(Collected data)
+---+

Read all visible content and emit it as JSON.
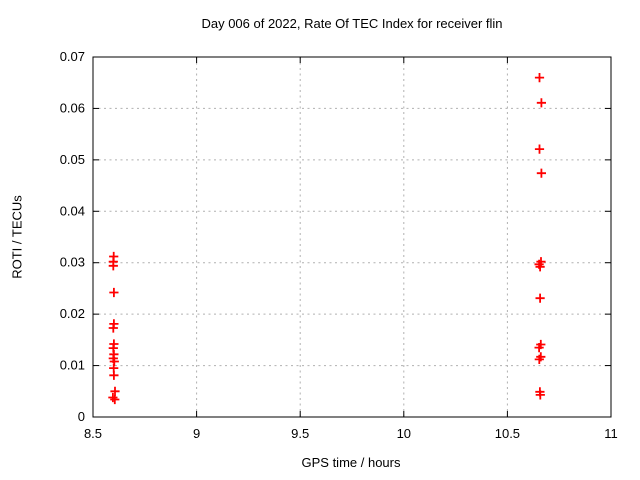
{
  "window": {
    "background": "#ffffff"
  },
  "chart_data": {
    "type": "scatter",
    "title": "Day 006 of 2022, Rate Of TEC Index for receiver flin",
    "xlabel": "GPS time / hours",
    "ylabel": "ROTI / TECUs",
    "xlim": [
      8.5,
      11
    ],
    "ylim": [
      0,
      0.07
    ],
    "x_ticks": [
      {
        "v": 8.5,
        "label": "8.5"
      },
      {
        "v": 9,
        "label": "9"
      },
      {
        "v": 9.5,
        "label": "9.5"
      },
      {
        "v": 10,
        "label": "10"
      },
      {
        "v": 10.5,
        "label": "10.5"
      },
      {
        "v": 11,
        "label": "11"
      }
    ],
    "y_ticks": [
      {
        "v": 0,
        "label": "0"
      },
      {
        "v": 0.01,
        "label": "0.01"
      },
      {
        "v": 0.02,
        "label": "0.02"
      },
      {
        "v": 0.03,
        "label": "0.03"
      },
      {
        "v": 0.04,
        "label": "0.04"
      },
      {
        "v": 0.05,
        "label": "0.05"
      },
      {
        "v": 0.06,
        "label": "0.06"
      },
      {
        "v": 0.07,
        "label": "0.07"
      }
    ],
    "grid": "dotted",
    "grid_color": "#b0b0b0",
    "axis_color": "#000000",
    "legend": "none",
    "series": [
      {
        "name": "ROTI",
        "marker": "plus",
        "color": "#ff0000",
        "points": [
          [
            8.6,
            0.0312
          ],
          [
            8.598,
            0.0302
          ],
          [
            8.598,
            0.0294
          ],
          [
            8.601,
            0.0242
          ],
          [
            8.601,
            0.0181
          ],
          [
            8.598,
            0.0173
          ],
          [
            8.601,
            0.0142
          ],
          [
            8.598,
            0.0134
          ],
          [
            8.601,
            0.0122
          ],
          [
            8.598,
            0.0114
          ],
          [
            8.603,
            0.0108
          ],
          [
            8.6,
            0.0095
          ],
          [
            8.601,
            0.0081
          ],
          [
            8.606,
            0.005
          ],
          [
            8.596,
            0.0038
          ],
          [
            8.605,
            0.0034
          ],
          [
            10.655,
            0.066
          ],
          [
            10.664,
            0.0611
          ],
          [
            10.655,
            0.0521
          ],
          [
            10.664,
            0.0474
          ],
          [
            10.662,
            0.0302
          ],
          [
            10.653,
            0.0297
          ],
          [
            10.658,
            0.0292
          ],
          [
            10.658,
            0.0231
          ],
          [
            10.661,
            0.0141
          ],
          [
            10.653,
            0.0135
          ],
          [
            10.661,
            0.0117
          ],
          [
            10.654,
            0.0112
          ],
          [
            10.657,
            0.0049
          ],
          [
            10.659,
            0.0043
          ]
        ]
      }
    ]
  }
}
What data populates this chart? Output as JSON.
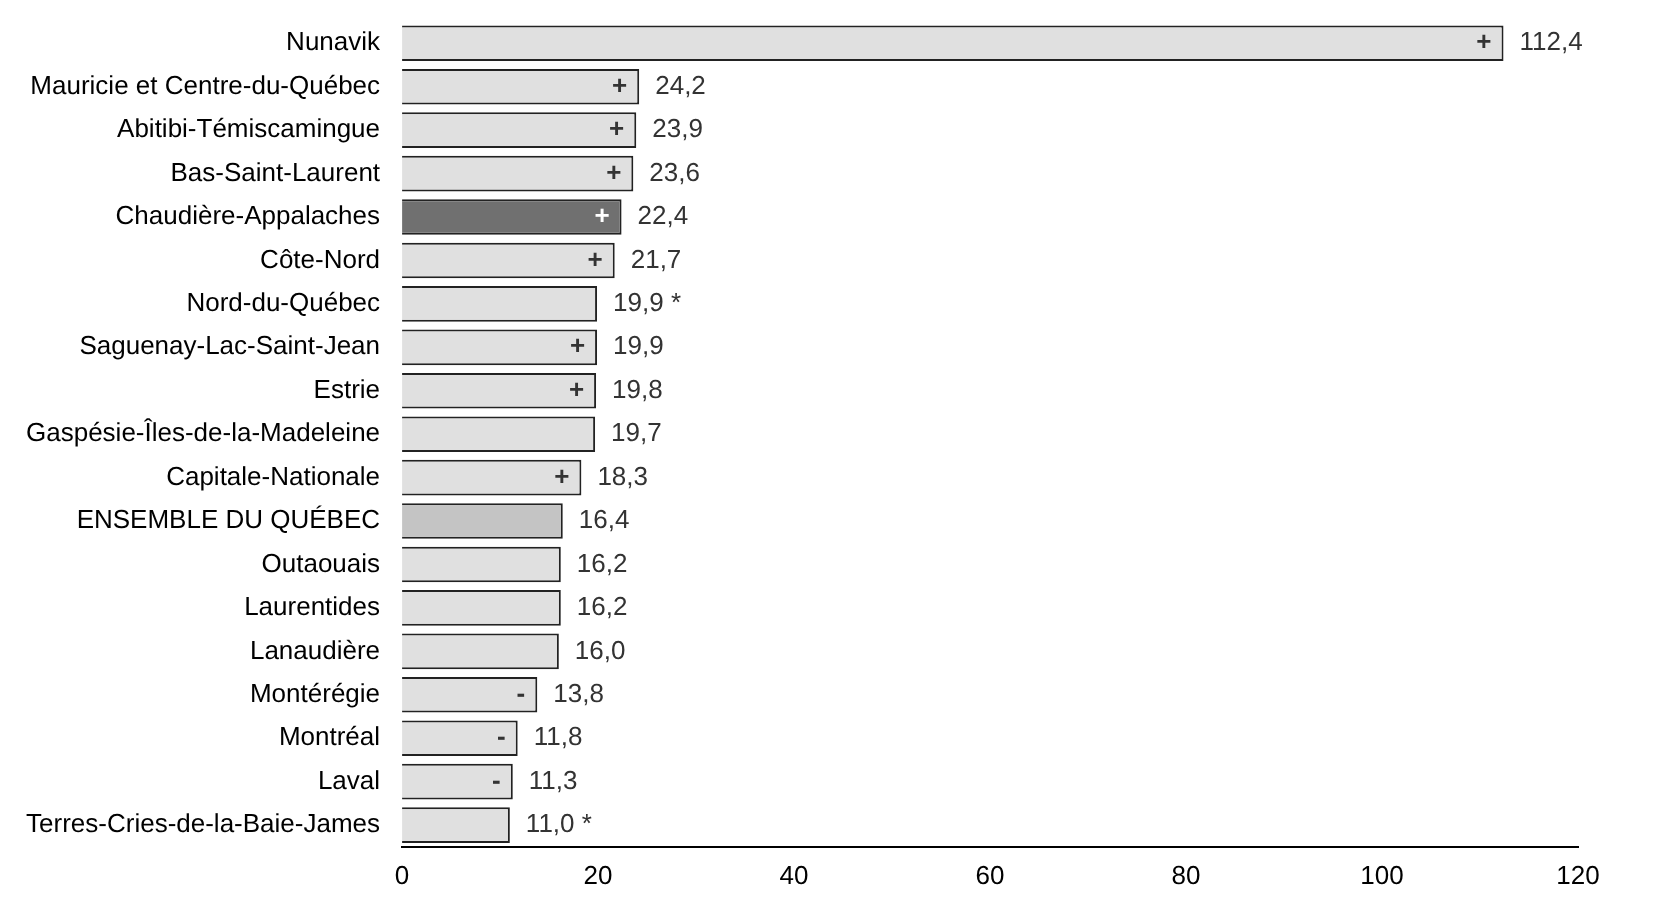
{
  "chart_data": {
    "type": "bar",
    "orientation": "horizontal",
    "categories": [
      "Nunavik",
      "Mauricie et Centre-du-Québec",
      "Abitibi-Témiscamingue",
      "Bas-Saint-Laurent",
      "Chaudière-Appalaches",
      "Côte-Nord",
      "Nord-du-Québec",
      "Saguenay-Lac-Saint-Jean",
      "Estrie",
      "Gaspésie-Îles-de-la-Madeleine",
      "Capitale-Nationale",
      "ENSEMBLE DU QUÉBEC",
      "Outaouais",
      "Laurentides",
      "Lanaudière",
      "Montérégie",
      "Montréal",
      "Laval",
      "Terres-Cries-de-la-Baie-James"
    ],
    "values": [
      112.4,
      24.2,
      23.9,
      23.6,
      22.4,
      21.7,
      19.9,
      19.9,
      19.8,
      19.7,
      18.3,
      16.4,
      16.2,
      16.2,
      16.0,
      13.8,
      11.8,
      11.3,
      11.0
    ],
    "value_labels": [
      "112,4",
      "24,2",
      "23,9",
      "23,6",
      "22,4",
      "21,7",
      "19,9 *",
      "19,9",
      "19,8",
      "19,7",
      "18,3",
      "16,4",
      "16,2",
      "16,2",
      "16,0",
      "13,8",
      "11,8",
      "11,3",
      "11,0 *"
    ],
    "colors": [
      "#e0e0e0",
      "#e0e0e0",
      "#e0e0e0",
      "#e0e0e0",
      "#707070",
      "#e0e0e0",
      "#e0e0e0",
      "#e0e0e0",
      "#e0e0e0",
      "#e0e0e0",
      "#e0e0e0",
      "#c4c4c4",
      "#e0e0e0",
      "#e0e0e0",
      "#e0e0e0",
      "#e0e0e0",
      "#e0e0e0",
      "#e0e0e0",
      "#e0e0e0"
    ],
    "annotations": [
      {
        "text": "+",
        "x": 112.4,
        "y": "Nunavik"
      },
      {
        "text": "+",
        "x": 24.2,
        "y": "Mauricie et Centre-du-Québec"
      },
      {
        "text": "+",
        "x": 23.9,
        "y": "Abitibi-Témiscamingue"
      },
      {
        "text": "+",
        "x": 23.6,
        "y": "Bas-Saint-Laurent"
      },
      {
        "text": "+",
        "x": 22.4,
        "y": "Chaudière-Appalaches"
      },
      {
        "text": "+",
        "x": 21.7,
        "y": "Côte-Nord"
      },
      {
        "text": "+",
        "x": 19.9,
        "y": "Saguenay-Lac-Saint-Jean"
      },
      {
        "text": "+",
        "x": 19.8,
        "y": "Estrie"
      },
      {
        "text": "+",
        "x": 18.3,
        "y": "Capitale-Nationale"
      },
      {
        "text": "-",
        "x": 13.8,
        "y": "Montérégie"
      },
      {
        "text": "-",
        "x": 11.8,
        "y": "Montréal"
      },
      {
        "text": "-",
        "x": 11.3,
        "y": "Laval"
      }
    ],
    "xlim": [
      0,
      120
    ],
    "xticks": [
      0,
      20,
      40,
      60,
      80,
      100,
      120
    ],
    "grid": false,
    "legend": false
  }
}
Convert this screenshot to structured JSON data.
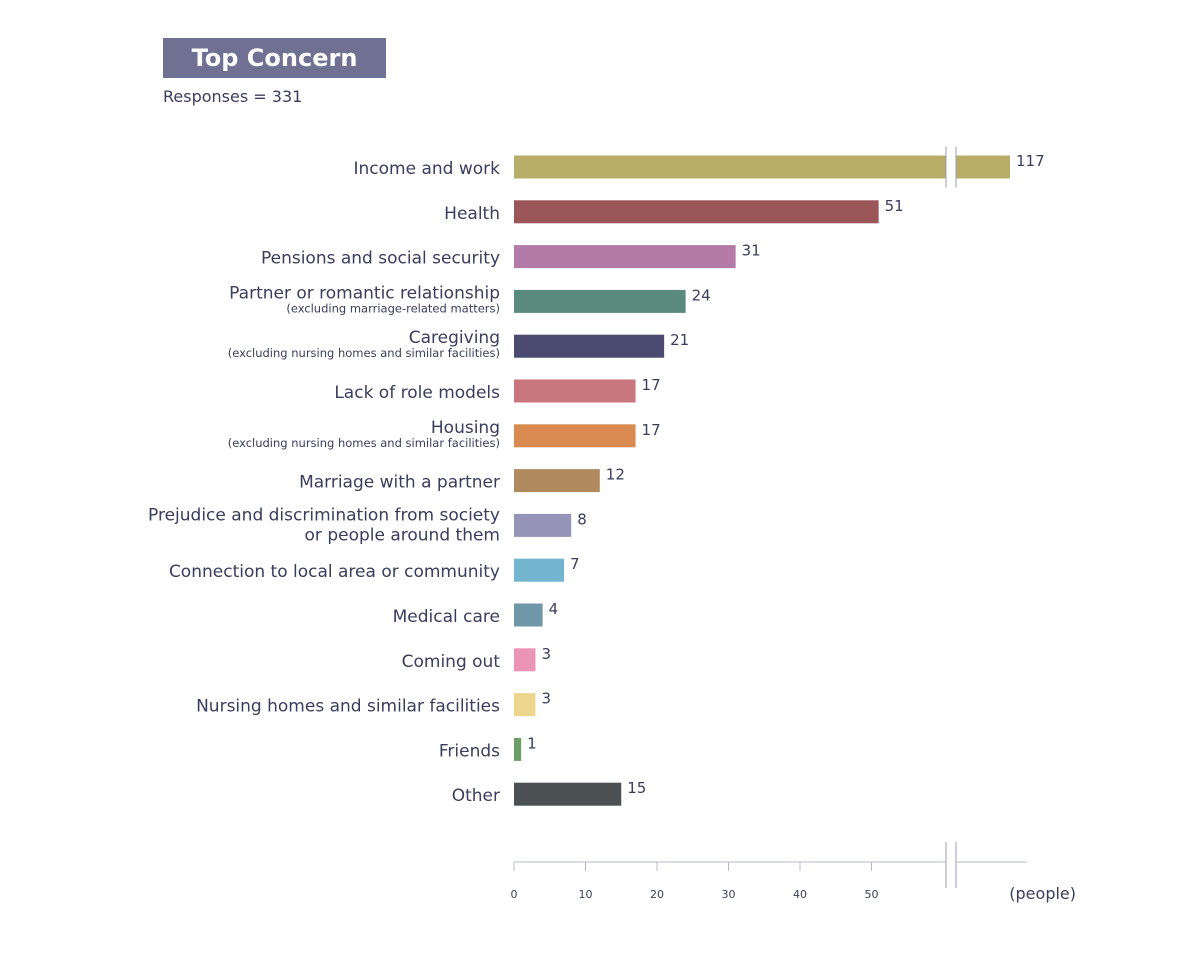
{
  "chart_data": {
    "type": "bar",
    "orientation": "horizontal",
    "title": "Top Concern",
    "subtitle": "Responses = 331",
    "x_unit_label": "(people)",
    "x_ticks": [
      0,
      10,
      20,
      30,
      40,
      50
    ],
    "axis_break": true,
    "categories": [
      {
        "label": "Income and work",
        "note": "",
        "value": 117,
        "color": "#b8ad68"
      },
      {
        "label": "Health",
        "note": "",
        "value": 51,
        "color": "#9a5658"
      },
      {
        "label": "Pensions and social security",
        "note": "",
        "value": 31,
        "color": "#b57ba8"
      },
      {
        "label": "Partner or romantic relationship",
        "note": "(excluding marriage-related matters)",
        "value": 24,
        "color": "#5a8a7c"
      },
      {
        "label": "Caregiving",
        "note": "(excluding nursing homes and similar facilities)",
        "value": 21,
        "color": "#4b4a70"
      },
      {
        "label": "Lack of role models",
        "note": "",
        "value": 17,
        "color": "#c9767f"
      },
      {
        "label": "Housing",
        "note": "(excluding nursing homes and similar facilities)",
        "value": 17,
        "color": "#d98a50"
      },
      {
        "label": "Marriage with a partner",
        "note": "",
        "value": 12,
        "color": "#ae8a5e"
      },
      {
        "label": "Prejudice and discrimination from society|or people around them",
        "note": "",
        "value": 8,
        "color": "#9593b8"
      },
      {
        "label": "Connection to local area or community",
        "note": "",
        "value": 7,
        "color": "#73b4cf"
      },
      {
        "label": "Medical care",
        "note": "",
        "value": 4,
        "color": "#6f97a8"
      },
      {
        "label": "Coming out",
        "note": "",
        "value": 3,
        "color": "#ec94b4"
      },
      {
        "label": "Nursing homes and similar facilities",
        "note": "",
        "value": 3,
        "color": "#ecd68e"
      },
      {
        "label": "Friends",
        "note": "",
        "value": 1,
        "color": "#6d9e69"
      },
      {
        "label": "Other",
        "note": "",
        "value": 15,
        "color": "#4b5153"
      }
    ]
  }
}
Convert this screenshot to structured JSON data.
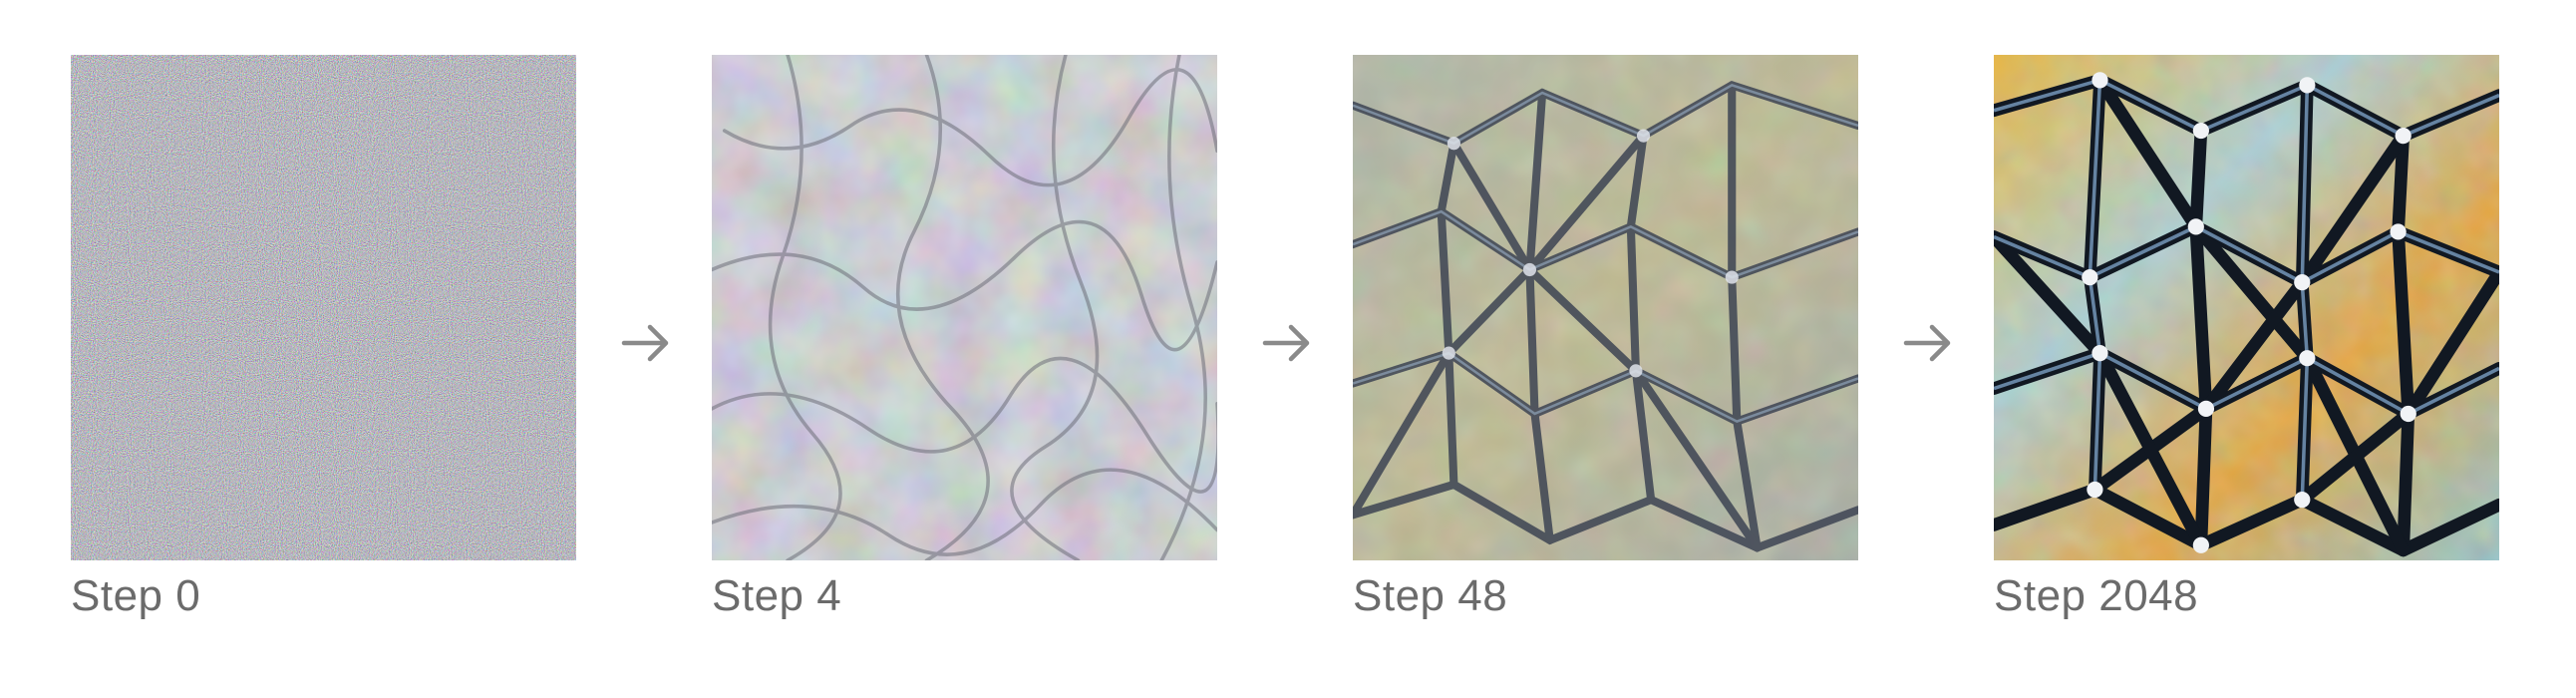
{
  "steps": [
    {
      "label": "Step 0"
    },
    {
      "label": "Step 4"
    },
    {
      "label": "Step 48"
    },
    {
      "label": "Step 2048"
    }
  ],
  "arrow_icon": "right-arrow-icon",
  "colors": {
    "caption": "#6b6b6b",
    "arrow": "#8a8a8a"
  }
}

+---+

◆ **The problem**: Which lines hold the word "people"? Copy all of them.

◆ **Complete output**:
    "x_unit_label": "(people)",
        "label": "Prejudice and discrimination from society|or people around them",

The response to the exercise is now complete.